## PROBLEM DETAILS:
Restate each line word for word. Leave out every picture.

## MATERIAL PROVIDED:
------------------------
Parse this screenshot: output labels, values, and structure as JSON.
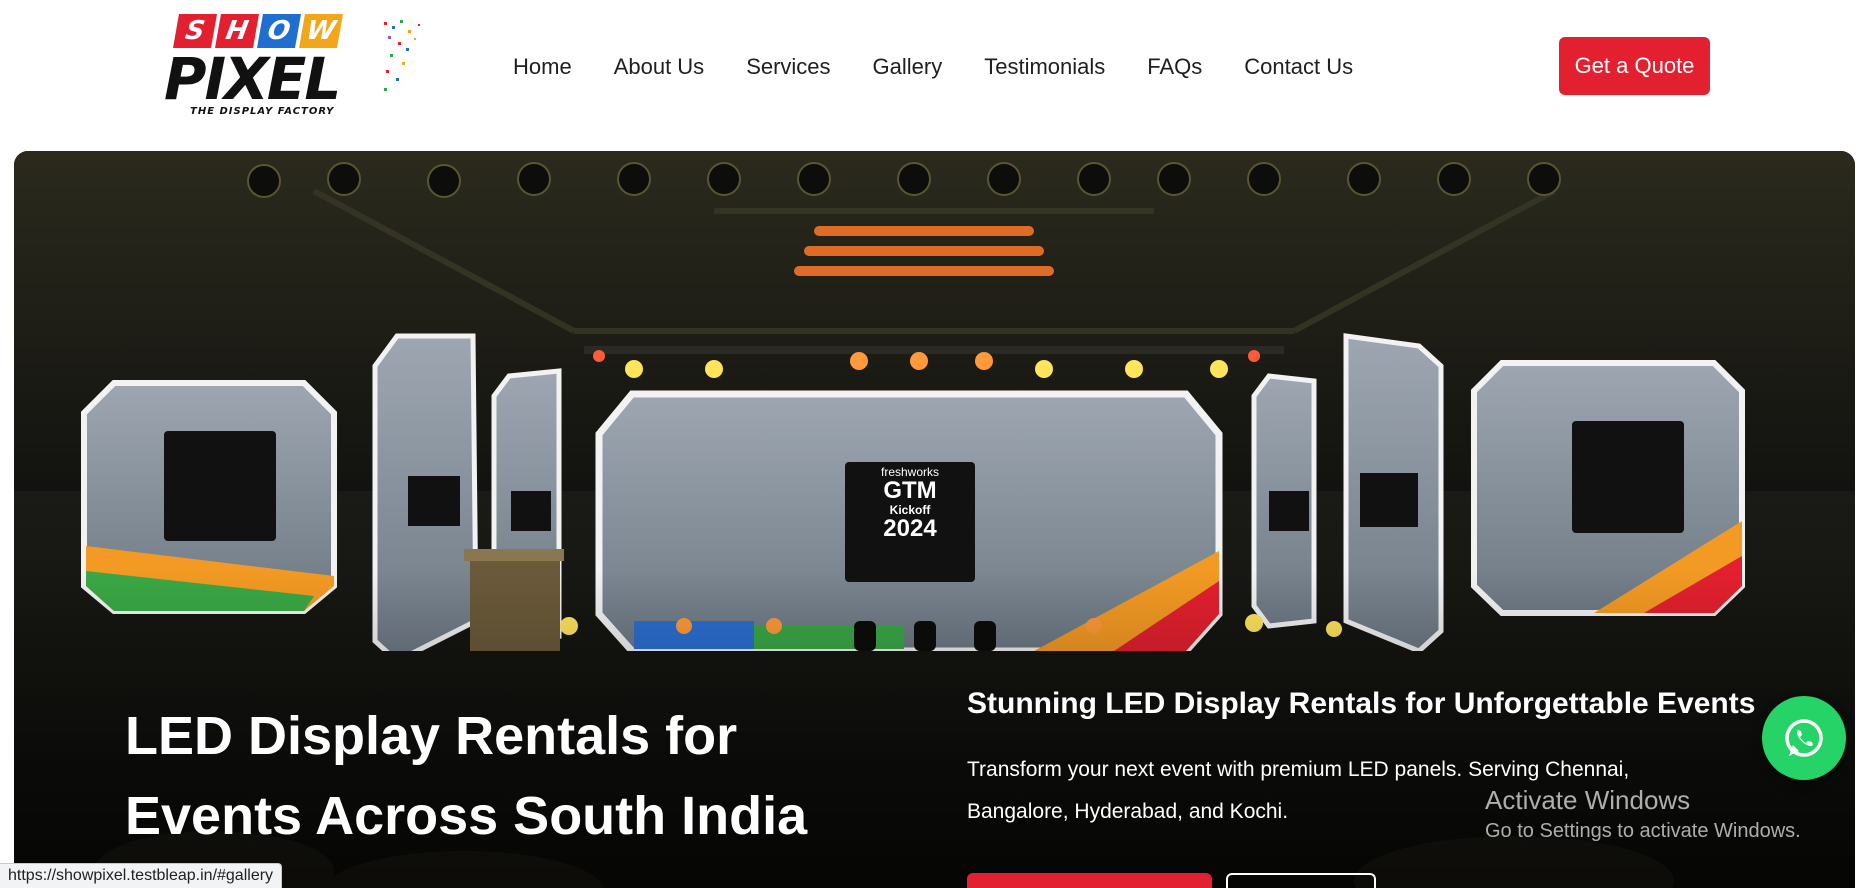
{
  "logo": {
    "tiles": [
      "S",
      "H",
      "O",
      "W"
    ],
    "tile_colors": [
      "#e3202f",
      "#e3202f",
      "#1f6fd1",
      "#f2a71b"
    ],
    "word": "PIXEL",
    "tagline": "THE DISPLAY FACTORY"
  },
  "nav": {
    "items": [
      "Home",
      "About Us",
      "Services",
      "Gallery",
      "Testimonials",
      "FAQs",
      "Contact Us"
    ]
  },
  "header": {
    "cta_label": "Get a Quote"
  },
  "hero": {
    "title_line1": "LED Display Rentals for",
    "title_line2": "Events Across South India",
    "subtitle": "Stunning LED Display Rentals for Unforgettable Events",
    "description": "Transform your next event with premium LED panels. Serving Chennai, Bangalore, Hyderabad, and Kochi.",
    "screen_brand": "freshworks",
    "screen_event": "GTM",
    "screen_sub": "Kickoff",
    "screen_year": "2024"
  },
  "overlay": {
    "activate_title": "Activate Windows",
    "activate_sub": "Go to Settings to activate Windows."
  },
  "status_bar": {
    "url": "https://showpixel.testbleap.in/#gallery"
  },
  "colors": {
    "accent": "#e3202f",
    "whatsapp": "#25d366"
  },
  "icons": {
    "whatsapp": "whatsapp-icon"
  }
}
------------------------
## RESPONSE BELOW:
Parse this screenshot: output labels, values, and structure as JSON.
{
  "logo": {
    "tiles": [
      "S",
      "H",
      "O",
      "W"
    ],
    "tile_colors": [
      "#e3202f",
      "#e3202f",
      "#1f6fd1",
      "#f2a71b"
    ],
    "word": "PIXEL",
    "tagline": "THE DISPLAY FACTORY"
  },
  "nav": {
    "items": [
      "Home",
      "About Us",
      "Services",
      "Gallery",
      "Testimonials",
      "FAQs",
      "Contact Us"
    ]
  },
  "header": {
    "cta_label": "Get a Quote"
  },
  "hero": {
    "title_line1": "LED Display Rentals for",
    "title_line2": "Events Across South India",
    "subtitle": "Stunning LED Display Rentals for Unforgettable Events",
    "description": "Transform your next event with premium LED panels. Serving Chennai, Bangalore, Hyderabad, and Kochi.",
    "screen_brand": "freshworks",
    "screen_event": "GTM",
    "screen_sub": "Kickoff",
    "screen_year": "2024"
  },
  "overlay": {
    "activate_title": "Activate Windows",
    "activate_sub": "Go to Settings to activate Windows."
  },
  "status_bar": {
    "url": "https://showpixel.testbleap.in/#gallery"
  },
  "colors": {
    "accent": "#e3202f",
    "whatsapp": "#25d366"
  },
  "icons": {
    "whatsapp": "whatsapp-icon"
  }
}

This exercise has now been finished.